Data items:
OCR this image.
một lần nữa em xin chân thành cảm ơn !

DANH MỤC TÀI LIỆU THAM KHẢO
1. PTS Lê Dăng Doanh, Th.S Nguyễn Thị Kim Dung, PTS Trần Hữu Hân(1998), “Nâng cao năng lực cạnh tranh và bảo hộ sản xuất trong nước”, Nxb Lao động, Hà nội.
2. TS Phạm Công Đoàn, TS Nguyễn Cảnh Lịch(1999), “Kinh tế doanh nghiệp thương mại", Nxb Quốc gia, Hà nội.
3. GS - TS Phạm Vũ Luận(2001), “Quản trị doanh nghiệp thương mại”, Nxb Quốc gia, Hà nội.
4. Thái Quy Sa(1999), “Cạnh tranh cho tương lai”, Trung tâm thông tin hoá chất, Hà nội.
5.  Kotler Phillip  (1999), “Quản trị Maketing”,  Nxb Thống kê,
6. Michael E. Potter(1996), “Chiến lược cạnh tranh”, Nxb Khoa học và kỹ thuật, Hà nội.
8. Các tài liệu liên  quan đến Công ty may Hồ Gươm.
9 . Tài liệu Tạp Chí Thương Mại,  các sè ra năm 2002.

INSTRUCTION: Filter the entries down to the lines containing "Nguyễn". Copy each of those lines.

FINISHED EXERCISE:
1. PTS Lê Dăng Doanh, Th.S Nguyễn Thị Kim Dung, PTS Trần Hữu Hân(1998), “Nâng cao năng lực cạnh tranh và bảo hộ sản xuất trong nước”, Nxb Lao động, Hà nội.
2. TS Phạm Công Đoàn, TS Nguyễn Cảnh Lịch(1999), “Kinh tế doanh nghiệp thương mại", Nxb Quốc gia, Hà nội.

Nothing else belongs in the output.